# RECORDS

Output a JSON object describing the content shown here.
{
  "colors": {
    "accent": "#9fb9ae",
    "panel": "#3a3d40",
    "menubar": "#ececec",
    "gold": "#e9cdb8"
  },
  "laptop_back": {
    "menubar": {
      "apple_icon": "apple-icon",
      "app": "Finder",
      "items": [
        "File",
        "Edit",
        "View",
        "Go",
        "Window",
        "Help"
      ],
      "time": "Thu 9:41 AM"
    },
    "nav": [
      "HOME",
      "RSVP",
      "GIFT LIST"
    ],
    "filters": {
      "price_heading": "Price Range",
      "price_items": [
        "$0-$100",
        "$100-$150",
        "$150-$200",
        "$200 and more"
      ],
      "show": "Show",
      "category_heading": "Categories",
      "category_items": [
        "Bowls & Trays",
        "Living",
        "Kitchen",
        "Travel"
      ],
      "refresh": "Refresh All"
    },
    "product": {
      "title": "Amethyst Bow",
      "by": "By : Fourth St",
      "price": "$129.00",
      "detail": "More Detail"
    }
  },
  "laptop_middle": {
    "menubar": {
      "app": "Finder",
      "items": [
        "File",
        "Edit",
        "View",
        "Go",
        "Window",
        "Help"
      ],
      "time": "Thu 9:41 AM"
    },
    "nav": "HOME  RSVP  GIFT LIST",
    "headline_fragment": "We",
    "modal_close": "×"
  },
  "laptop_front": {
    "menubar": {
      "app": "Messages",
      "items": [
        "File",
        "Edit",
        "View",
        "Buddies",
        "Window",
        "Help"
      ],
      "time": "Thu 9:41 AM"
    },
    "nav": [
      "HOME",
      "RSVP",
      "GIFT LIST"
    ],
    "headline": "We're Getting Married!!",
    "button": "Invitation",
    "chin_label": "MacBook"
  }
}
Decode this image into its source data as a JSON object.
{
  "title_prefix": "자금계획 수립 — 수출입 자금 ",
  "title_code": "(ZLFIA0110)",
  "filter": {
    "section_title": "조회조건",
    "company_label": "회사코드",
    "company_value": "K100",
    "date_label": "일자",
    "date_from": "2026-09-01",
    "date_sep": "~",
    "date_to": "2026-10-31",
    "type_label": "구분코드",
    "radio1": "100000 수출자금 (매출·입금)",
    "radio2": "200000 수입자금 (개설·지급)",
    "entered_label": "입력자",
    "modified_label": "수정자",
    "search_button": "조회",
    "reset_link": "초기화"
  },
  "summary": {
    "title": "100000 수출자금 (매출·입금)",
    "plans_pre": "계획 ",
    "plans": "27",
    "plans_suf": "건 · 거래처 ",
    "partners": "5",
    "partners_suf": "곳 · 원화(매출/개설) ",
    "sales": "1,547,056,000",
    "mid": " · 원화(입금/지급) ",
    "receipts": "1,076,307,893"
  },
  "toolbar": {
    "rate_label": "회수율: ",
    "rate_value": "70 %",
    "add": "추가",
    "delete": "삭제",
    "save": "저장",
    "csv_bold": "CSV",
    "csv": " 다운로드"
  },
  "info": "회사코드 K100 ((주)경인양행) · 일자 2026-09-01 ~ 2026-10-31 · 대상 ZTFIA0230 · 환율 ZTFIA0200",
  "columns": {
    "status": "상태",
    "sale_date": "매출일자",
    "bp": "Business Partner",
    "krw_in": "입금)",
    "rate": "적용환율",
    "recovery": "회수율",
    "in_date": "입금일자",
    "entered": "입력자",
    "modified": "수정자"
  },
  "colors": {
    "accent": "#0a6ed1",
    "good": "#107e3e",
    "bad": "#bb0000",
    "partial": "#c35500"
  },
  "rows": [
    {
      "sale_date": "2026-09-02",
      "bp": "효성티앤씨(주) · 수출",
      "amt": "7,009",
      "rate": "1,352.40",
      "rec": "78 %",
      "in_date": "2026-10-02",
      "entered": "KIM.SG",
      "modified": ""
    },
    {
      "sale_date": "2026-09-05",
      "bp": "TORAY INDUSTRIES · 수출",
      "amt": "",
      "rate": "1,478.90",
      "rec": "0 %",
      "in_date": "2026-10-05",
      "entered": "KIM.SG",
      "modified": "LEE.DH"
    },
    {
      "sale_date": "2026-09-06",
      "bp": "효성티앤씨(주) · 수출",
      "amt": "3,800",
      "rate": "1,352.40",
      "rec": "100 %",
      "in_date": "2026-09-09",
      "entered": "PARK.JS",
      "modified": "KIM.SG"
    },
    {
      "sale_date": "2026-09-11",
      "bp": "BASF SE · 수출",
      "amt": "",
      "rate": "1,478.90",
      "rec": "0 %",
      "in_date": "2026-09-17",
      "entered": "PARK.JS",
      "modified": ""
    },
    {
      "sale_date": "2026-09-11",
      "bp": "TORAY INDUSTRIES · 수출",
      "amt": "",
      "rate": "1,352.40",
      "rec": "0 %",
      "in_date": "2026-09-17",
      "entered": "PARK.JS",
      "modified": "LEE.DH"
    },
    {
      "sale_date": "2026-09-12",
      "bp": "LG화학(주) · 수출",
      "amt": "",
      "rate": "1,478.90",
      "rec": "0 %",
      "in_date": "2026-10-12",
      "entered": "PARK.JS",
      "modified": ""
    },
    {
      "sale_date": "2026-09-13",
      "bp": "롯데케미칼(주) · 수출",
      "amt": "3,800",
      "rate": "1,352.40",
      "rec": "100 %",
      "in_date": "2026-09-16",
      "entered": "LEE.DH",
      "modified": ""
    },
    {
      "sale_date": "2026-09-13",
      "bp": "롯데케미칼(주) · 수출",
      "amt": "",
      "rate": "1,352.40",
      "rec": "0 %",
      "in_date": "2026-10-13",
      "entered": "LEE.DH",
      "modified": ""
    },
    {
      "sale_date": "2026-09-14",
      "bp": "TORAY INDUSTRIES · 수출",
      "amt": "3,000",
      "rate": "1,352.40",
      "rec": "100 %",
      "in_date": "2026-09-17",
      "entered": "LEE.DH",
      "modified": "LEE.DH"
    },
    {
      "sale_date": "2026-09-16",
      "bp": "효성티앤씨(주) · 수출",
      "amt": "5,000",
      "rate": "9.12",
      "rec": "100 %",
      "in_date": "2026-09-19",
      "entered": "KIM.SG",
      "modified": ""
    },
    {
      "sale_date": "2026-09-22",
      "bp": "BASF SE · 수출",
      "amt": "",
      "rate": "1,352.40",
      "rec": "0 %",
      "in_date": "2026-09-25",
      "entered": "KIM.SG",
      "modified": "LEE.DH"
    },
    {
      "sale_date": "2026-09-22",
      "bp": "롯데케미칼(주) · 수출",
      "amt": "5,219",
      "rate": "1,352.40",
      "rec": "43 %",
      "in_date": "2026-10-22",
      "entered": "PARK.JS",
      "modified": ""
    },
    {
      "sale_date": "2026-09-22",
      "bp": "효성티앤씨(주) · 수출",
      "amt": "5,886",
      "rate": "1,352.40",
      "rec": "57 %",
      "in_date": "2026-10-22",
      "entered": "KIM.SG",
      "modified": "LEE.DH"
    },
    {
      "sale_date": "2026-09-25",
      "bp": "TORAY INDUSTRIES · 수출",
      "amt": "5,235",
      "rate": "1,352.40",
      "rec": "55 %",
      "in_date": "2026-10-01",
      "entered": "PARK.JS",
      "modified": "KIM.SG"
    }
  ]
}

# AIM OF THE TASK
Emit the records above again, exactly, with no line skipped.

# SOLUTION TO THIS EXERCISE
Output a JSON object describing the content shown here.
{
  "colors": {
    "accent": "#9fb9ae",
    "panel": "#3a3d40",
    "menubar": "#ececec",
    "gold": "#e9cdb8"
  },
  "laptop_back": {
    "menubar": {
      "apple_icon": "apple-icon",
      "app": "Finder",
      "items": [
        "File",
        "Edit",
        "View",
        "Go",
        "Window",
        "Help"
      ],
      "time": "Thu 9:41 AM"
    },
    "nav": [
      "HOME",
      "RSVP",
      "GIFT LIST"
    ],
    "filters": {
      "price_heading": "Price Range",
      "price_items": [
        "$0-$100",
        "$100-$150",
        "$150-$200",
        "$200 and more"
      ],
      "show": "Show",
      "category_heading": "Categories",
      "category_items": [
        "Bowls & Trays",
        "Living",
        "Kitchen",
        "Travel"
      ],
      "refresh": "Refresh All"
    },
    "product": {
      "title": "Amethyst Bow",
      "by": "By : Fourth St",
      "price": "$129.00",
      "detail": "More Detail"
    }
  },
  "laptop_middle": {
    "menubar": {
      "app": "Finder",
      "items": [
        "File",
        "Edit",
        "View",
        "Go",
        "Window",
        "Help"
      ],
      "time": "Thu 9:41 AM"
    },
    "nav": "HOME  RSVP  GIFT LIST",
    "headline_fragment": "We",
    "modal_close": "×"
  },
  "laptop_front": {
    "menubar": {
      "app": "Messages",
      "items": [
        "File",
        "Edit",
        "View",
        "Buddies",
        "Window",
        "Help"
      ],
      "time": "Thu 9:41 AM"
    },
    "nav": [
      "HOME",
      "RSVP",
      "GIFT LIST"
    ],
    "headline": "We're Getting Married!!",
    "button": "Invitation",
    "chin_label": "MacBook"
  }
}
Decode this image into its source data as a JSON object.
{
  "title_prefix": "자금계획 수립 — 수출입 자금 ",
  "title_code": "(ZLFIA0110)",
  "filter": {
    "section_title": "조회조건",
    "company_label": "회사코드",
    "company_value": "K100",
    "date_label": "일자",
    "date_from": "2026-09-01",
    "date_sep": "~",
    "date_to": "2026-10-31",
    "type_label": "구분코드",
    "radio1": "100000 수출자금 (매출·입금)",
    "radio2": "200000 수입자금 (개설·지급)",
    "entered_label": "입력자",
    "modified_label": "수정자",
    "search_button": "조회",
    "reset_link": "초기화"
  },
  "summary": {
    "title": "100000 수출자금 (매출·입금)",
    "plans_pre": "계획 ",
    "plans": "27",
    "plans_suf": "건 · 거래처 ",
    "partners": "5",
    "partners_suf": "곳 · 원화(매출/개설) ",
    "sales": "1,547,056,000",
    "mid": " · 원화(입금/지급) ",
    "receipts": "1,076,307,893"
  },
  "toolbar": {
    "rate_label": "회수율: ",
    "rate_value": "70 %",
    "add": "추가",
    "delete": "삭제",
    "save": "저장",
    "csv_bold": "CSV",
    "csv": " 다운로드"
  },
  "info": "회사코드 K100 ((주)경인양행) · 일자 2026-09-01 ~ 2026-10-31 · 대상 ZTFIA0230 · 환율 ZTFIA0200",
  "columns": {
    "status": "상태",
    "sale_date": "매출일자",
    "bp": "Business Partner",
    "krw_in": "입금)",
    "rate": "적용환율",
    "recovery": "회수율",
    "in_date": "입금일자",
    "entered": "입력자",
    "modified": "수정자"
  },
  "colors": {
    "accent": "#0a6ed1",
    "good": "#107e3e",
    "bad": "#bb0000",
    "partial": "#c35500"
  },
  "rows": [
    {
      "sale_date": "2026-09-02",
      "bp": "효성티앤씨(주) · 수출",
      "amt": "7,009",
      "rate": "1,352.40",
      "rec": "78 %",
      "in_date": "2026-10-02",
      "entered": "KIM.SG",
      "modified": ""
    },
    {
      "sale_date": "2026-09-05",
      "bp": "TORAY INDUSTRIES · 수출",
      "amt": "",
      "rate": "1,478.90",
      "rec": "0 %",
      "in_date": "2026-10-05",
      "entered": "KIM.SG",
      "modified": "LEE.DH"
    },
    {
      "sale_date": "2026-09-06",
      "bp": "효성티앤씨(주) · 수출",
      "amt": "3,800",
      "rate": "1,352.40",
      "rec": "100 %",
      "in_date": "2026-09-09",
      "entered": "PARK.JS",
      "modified": "KIM.SG"
    },
    {
      "sale_date": "2026-09-11",
      "bp": "BASF SE · 수출",
      "amt": "",
      "rate": "1,478.90",
      "rec": "0 %",
      "in_date": "2026-09-17",
      "entered": "PARK.JS",
      "modified": ""
    },
    {
      "sale_date": "2026-09-11",
      "bp": "TORAY INDUSTRIES · 수출",
      "amt": "",
      "rate": "1,352.40",
      "rec": "0 %",
      "in_date": "2026-09-17",
      "entered": "PARK.JS",
      "modified": "LEE.DH"
    },
    {
      "sale_date": "2026-09-12",
      "bp": "LG화학(주) · 수출",
      "amt": "",
      "rate": "1,478.90",
      "rec": "0 %",
      "in_date": "2026-10-12",
      "entered": "PARK.JS",
      "modified": ""
    },
    {
      "sale_date": "2026-09-13",
      "bp": "롯데케미칼(주) · 수출",
      "amt": "3,800",
      "rate": "1,352.40",
      "rec": "100 %",
      "in_date": "2026-09-16",
      "entered": "LEE.DH",
      "modified": ""
    },
    {
      "sale_date": "2026-09-13",
      "bp": "롯데케미칼(주) · 수출",
      "amt": "",
      "rate": "1,352.40",
      "rec": "0 %",
      "in_date": "2026-10-13",
      "entered": "LEE.DH",
      "modified": ""
    },
    {
      "sale_date": "2026-09-14",
      "bp": "TORAY INDUSTRIES · 수출",
      "amt": "3,000",
      "rate": "1,352.40",
      "rec": "100 %",
      "in_date": "2026-09-17",
      "entered": "LEE.DH",
      "modified": "LEE.DH"
    },
    {
      "sale_date": "2026-09-16",
      "bp": "효성티앤씨(주) · 수출",
      "amt": "5,000",
      "rate": "9.12",
      "rec": "100 %",
      "in_date": "2026-09-19",
      "entered": "KIM.SG",
      "modified": ""
    },
    {
      "sale_date": "2026-09-22",
      "bp": "BASF SE · 수출",
      "amt": "",
      "rate": "1,352.40",
      "rec": "0 %",
      "in_date": "2026-09-25",
      "entered": "KIM.SG",
      "modified": "LEE.DH"
    },
    {
      "sale_date": "2026-09-22",
      "bp": "롯데케미칼(주) · 수출",
      "amt": "5,219",
      "rate": "1,352.40",
      "rec": "43 %",
      "in_date": "2026-10-22",
      "entered": "PARK.JS",
      "modified": ""
    },
    {
      "sale_date": "2026-09-22",
      "bp": "효성티앤씨(주) · 수출",
      "amt": "5,886",
      "rate": "1,352.40",
      "rec": "57 %",
      "in_date": "2026-10-22",
      "entered": "KIM.SG",
      "modified": "LEE.DH"
    },
    {
      "sale_date": "2026-09-25",
      "bp": "TORAY INDUSTRIES · 수출",
      "amt": "5,235",
      "rate": "1,352.40",
      "rec": "55 %",
      "in_date": "2026-10-01",
      "entered": "PARK.JS",
      "modified": "KIM.SG"
    }
  ]
}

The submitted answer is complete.